___ RECORDS FOR THIS EXERCISE ___
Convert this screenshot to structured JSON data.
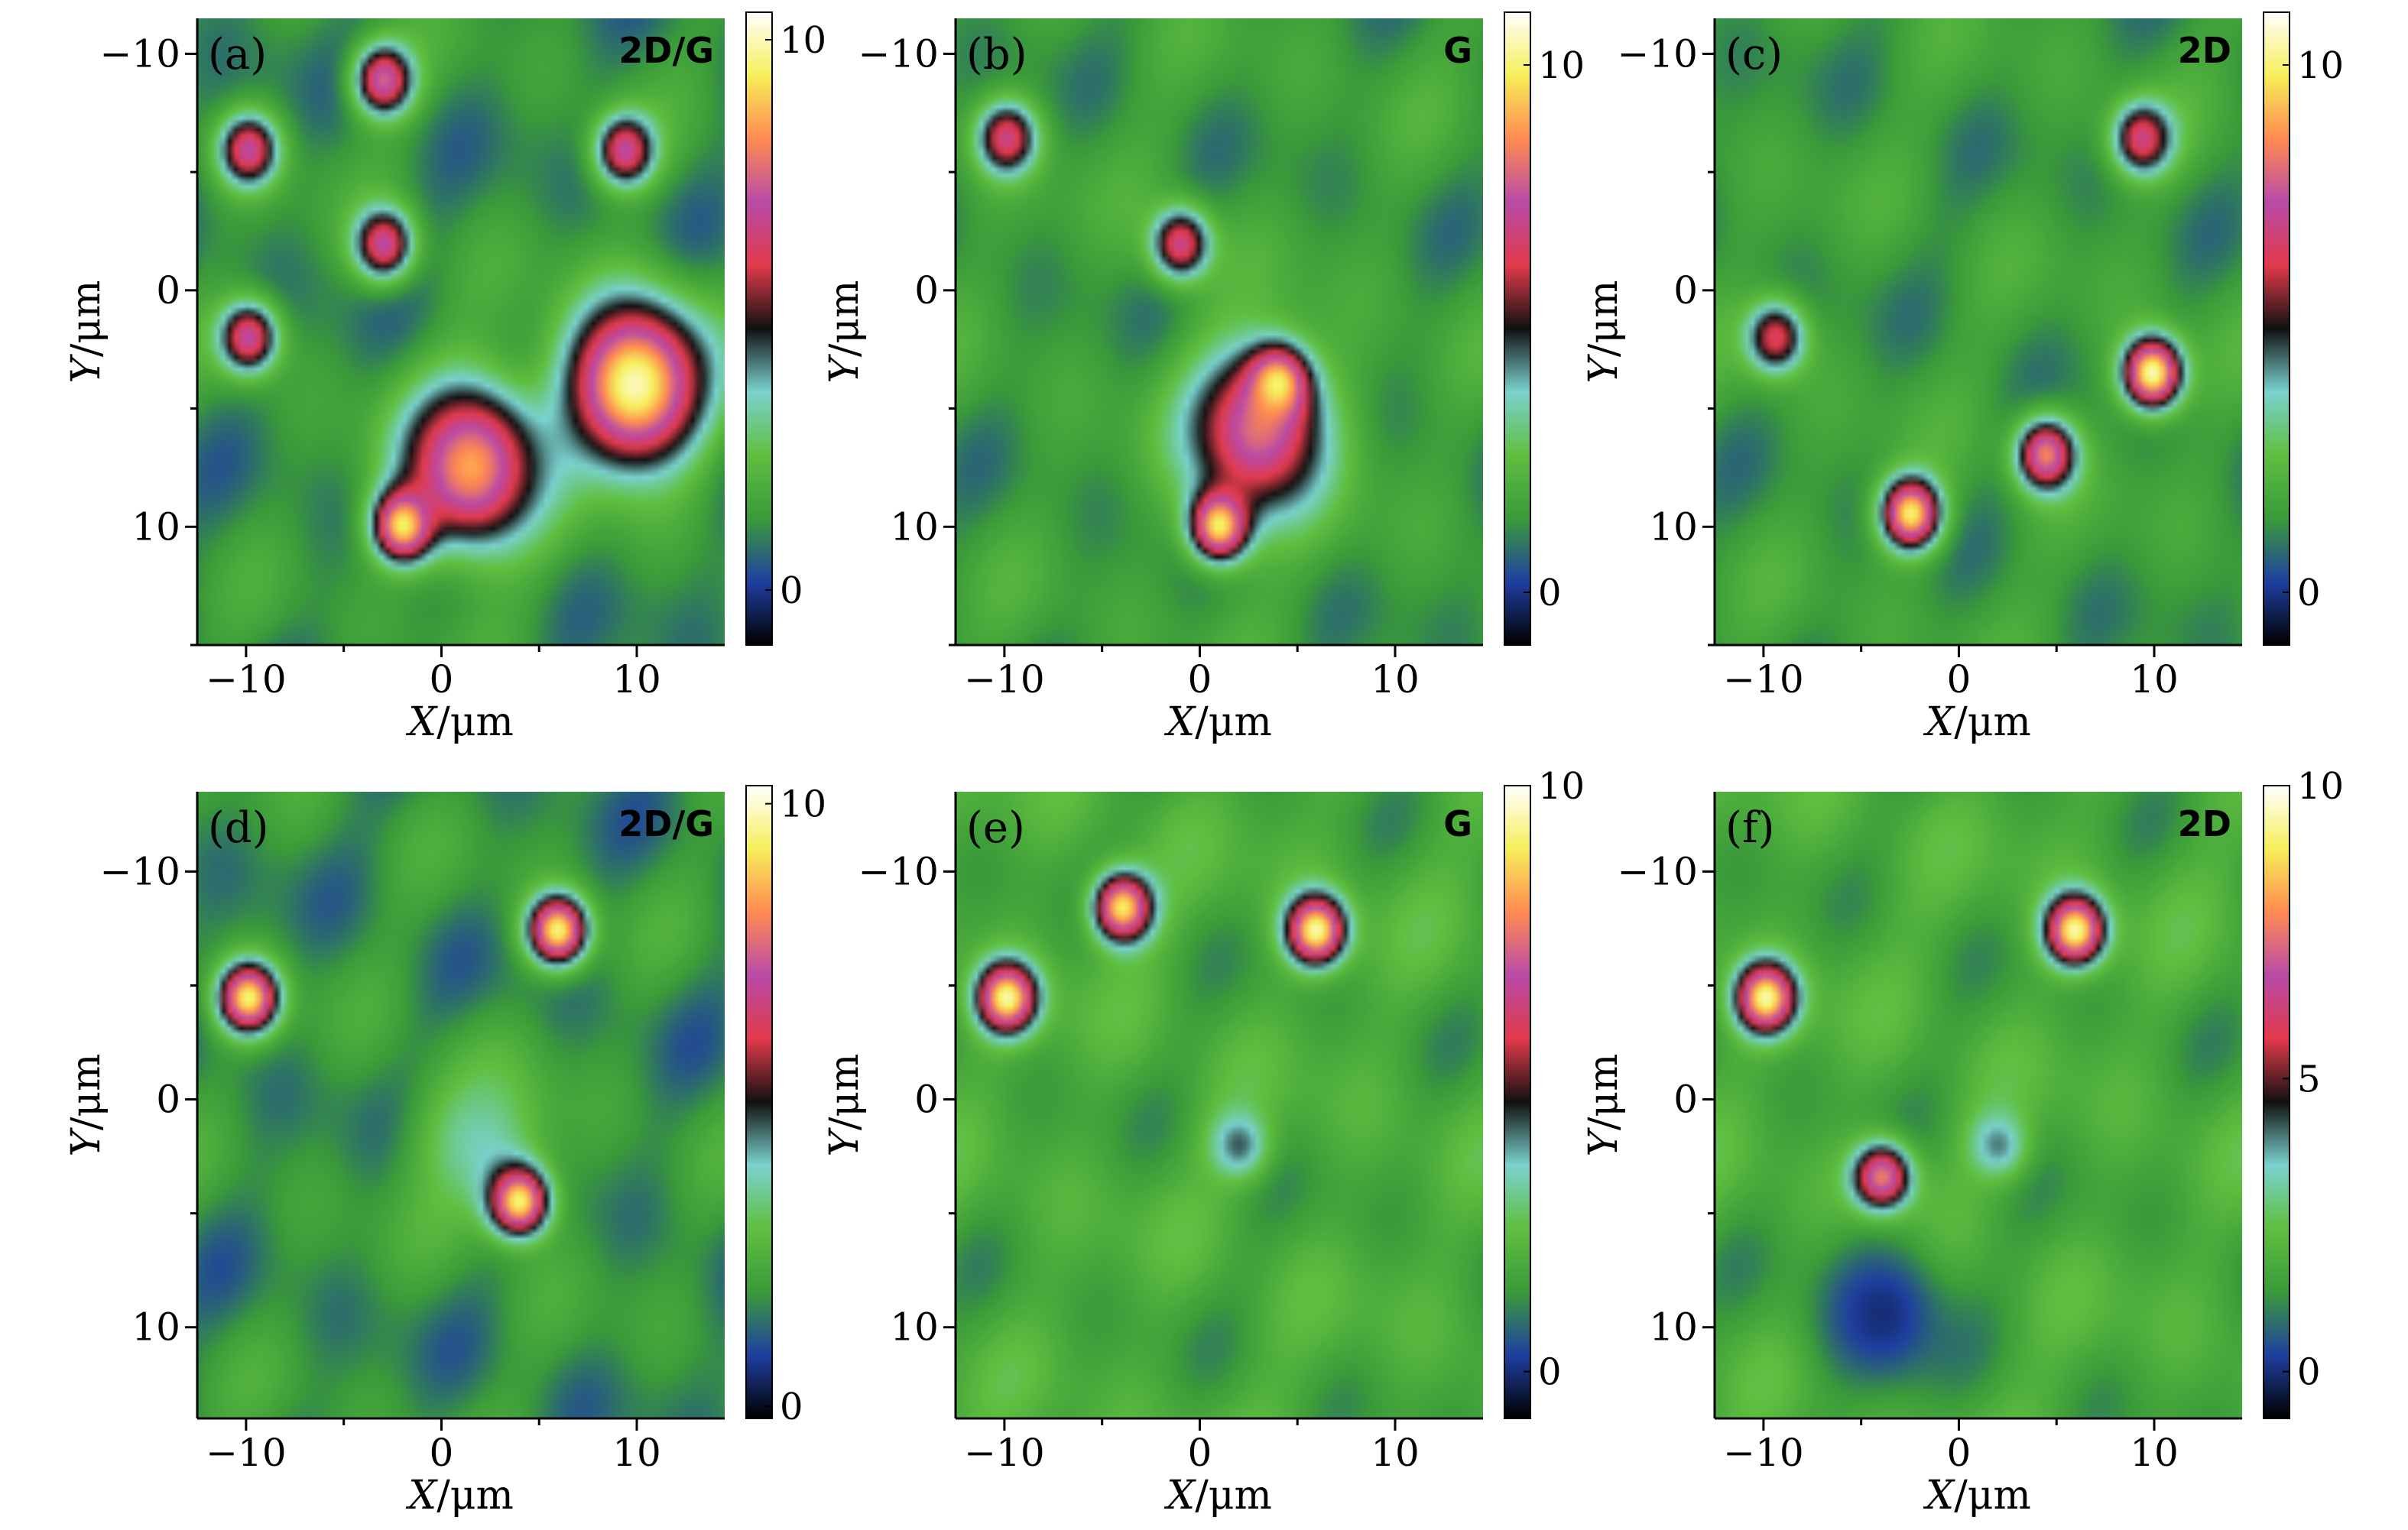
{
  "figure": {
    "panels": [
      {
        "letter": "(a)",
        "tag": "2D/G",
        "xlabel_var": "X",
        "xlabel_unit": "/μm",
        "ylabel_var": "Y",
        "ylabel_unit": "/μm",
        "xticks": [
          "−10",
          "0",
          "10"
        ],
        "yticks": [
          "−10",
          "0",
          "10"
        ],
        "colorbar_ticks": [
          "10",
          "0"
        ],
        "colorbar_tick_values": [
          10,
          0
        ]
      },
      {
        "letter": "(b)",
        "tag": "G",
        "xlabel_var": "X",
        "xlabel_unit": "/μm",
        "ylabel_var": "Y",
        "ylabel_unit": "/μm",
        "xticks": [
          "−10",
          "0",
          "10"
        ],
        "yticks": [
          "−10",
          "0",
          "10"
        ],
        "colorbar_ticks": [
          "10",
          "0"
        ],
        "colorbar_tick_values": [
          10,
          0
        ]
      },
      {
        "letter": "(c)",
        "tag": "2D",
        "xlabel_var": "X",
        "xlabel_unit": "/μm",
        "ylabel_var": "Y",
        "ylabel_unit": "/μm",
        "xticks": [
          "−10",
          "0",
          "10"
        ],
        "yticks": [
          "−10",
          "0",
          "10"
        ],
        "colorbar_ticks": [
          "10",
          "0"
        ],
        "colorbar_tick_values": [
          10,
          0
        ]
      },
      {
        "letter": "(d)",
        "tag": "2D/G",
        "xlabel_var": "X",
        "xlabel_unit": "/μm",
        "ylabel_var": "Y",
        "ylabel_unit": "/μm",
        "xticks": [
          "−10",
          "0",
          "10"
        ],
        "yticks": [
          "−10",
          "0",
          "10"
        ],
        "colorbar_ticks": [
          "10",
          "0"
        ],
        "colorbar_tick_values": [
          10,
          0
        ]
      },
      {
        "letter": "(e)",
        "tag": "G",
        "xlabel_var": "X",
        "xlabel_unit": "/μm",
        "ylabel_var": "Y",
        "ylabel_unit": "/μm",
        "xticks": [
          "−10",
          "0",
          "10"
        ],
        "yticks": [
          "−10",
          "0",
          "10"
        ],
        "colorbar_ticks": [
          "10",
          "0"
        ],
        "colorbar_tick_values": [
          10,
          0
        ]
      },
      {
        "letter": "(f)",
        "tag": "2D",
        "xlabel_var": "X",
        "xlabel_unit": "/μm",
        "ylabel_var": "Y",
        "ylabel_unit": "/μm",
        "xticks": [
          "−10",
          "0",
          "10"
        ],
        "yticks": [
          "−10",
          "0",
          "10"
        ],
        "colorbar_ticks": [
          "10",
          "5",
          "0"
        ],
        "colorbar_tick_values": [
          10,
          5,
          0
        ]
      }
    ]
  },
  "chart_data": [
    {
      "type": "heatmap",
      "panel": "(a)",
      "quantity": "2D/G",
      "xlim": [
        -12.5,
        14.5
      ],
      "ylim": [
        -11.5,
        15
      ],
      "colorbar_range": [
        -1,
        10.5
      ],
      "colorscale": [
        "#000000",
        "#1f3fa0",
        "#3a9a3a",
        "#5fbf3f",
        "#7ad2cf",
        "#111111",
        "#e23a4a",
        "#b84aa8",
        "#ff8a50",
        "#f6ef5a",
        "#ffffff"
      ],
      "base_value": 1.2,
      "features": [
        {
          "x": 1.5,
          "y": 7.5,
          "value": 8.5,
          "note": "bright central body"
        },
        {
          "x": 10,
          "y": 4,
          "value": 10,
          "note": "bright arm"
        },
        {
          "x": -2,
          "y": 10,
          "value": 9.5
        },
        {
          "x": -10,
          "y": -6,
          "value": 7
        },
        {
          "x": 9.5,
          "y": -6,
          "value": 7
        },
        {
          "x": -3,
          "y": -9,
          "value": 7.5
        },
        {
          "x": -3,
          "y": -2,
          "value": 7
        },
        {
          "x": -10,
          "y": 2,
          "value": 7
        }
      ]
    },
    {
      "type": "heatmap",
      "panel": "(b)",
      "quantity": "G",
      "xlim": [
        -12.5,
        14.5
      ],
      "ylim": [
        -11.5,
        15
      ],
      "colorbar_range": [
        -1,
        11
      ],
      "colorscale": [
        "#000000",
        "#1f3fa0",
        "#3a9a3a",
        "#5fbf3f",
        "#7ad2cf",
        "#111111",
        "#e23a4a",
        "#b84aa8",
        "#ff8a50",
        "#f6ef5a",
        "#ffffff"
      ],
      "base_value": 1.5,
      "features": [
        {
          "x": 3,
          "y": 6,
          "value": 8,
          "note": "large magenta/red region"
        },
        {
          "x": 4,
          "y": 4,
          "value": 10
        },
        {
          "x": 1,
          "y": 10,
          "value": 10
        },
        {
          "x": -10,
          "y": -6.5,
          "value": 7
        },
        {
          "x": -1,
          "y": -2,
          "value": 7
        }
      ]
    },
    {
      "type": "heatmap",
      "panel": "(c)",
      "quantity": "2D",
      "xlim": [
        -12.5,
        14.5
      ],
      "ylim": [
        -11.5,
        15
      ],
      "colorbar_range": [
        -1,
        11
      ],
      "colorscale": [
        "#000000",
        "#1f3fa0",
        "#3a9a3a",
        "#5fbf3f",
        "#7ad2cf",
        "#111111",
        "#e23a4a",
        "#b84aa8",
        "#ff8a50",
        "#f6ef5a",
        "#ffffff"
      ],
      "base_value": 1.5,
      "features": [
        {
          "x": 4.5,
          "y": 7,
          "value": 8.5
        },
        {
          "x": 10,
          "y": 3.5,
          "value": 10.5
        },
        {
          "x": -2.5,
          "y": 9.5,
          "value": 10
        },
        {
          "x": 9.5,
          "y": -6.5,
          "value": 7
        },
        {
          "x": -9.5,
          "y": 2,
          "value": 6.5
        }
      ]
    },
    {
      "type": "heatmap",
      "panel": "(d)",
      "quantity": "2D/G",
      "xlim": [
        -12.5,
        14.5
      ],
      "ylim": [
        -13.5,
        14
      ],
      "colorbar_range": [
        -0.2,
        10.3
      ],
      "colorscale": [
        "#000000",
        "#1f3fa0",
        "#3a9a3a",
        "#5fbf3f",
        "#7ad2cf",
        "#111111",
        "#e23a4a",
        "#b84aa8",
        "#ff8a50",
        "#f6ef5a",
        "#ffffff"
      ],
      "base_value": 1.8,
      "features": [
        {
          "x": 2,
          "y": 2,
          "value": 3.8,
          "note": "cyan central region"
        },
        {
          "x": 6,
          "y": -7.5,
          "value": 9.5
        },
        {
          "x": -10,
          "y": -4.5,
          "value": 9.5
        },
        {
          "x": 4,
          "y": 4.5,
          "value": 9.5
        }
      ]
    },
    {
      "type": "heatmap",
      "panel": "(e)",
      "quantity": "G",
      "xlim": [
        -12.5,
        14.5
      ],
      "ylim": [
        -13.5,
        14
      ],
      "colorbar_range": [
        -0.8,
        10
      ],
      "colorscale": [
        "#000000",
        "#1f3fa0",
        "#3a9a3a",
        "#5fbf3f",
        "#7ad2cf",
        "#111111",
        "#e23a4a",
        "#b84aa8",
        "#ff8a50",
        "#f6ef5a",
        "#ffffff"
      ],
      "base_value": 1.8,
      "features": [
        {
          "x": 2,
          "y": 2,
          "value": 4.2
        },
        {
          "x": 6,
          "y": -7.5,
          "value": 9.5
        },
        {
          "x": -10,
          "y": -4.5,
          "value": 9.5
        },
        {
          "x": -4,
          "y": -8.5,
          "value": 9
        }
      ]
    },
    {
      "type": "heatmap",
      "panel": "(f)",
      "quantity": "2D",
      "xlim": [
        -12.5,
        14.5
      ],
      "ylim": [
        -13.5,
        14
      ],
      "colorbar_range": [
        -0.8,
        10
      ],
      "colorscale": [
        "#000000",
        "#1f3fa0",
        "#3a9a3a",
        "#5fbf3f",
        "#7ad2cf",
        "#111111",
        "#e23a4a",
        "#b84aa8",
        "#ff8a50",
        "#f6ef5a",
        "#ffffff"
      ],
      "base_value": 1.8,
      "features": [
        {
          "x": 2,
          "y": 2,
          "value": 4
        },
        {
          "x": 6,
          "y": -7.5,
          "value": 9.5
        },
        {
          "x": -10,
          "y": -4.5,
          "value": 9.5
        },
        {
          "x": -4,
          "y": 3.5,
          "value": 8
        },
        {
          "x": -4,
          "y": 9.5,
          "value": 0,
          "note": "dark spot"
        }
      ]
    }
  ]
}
___
___ RECORDS FOR THIS EXERCISE ___
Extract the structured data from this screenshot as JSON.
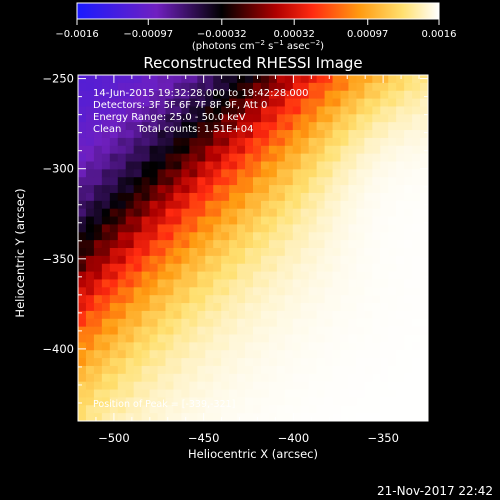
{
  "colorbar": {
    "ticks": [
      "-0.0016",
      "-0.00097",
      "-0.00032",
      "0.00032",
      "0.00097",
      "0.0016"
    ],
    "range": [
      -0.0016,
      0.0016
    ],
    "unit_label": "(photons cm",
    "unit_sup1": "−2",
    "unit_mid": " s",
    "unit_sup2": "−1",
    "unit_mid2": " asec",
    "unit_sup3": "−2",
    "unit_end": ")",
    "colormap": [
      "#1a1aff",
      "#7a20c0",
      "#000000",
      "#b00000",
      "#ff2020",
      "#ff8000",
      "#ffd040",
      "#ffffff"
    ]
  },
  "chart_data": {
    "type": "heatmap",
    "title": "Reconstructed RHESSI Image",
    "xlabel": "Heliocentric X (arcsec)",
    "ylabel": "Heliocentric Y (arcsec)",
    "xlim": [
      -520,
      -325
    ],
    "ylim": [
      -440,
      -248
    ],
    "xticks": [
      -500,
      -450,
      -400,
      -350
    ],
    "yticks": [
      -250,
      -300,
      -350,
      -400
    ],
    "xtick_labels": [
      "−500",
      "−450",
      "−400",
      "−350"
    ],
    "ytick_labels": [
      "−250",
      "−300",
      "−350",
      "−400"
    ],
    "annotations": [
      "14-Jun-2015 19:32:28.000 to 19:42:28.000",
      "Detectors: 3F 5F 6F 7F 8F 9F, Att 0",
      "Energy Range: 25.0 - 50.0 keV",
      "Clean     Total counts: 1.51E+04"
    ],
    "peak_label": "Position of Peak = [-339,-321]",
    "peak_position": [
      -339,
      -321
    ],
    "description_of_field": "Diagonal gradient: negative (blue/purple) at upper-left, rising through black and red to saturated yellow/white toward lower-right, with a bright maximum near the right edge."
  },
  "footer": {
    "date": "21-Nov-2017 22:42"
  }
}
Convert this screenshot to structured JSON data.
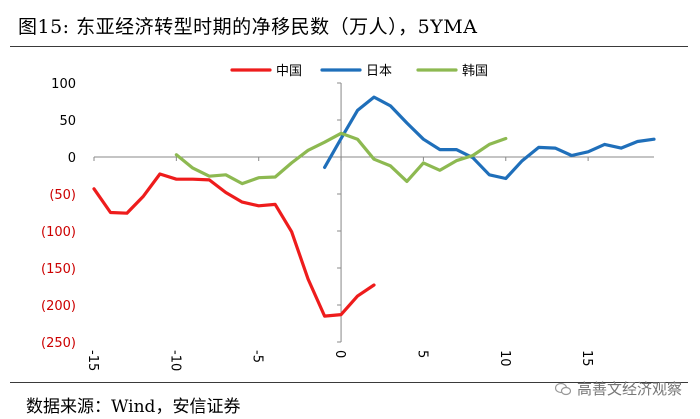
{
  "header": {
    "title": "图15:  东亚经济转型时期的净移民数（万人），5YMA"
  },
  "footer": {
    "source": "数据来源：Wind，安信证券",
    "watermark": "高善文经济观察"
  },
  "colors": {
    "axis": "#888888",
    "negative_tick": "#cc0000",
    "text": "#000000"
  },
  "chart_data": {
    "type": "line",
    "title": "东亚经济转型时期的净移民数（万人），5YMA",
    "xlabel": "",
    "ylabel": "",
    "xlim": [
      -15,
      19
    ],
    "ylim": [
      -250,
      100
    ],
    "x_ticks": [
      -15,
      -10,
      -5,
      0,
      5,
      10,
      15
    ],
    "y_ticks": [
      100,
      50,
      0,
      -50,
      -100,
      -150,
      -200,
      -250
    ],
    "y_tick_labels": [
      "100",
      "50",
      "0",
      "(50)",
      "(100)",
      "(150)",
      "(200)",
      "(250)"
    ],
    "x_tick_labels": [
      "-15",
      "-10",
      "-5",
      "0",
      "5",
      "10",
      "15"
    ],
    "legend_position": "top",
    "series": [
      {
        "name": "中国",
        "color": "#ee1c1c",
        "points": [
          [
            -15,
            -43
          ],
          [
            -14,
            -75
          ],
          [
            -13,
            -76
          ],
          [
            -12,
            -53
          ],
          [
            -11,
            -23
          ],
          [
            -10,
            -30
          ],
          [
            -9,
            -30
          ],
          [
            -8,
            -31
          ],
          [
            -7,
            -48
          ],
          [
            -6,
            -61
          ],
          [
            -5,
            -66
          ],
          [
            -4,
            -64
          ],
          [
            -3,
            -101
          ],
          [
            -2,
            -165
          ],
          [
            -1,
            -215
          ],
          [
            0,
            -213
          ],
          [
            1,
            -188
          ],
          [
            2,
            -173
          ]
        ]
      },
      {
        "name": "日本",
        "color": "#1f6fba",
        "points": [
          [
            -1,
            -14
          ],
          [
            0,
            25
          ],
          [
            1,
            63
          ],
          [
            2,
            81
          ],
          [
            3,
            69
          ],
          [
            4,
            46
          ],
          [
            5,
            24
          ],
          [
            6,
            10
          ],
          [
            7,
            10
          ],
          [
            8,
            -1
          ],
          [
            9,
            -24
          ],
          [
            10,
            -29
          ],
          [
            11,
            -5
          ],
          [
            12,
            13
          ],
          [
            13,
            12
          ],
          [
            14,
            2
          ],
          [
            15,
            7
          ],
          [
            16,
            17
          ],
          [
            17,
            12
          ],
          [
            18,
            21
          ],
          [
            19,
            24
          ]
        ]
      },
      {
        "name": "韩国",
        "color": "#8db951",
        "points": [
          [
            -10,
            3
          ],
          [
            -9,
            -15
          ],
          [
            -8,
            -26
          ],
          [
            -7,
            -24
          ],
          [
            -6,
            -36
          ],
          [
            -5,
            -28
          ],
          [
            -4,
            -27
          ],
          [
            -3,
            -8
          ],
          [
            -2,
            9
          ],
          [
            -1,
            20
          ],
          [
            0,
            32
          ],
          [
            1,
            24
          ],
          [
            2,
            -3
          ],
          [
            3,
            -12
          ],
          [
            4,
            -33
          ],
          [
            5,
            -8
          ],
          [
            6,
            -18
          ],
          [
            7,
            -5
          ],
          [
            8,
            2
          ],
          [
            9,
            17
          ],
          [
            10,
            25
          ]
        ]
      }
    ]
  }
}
___
■ WORK TO BE COMPLETED: Copy each line above that contains the string "letter".

■ OUTPUT FOR THIS TASK:
        "letter": "(a)",
        "letter": "(b)",
        "letter": "(c)",
        "letter": "(d)",
        "letter": "(e)",
        "letter": "(f)",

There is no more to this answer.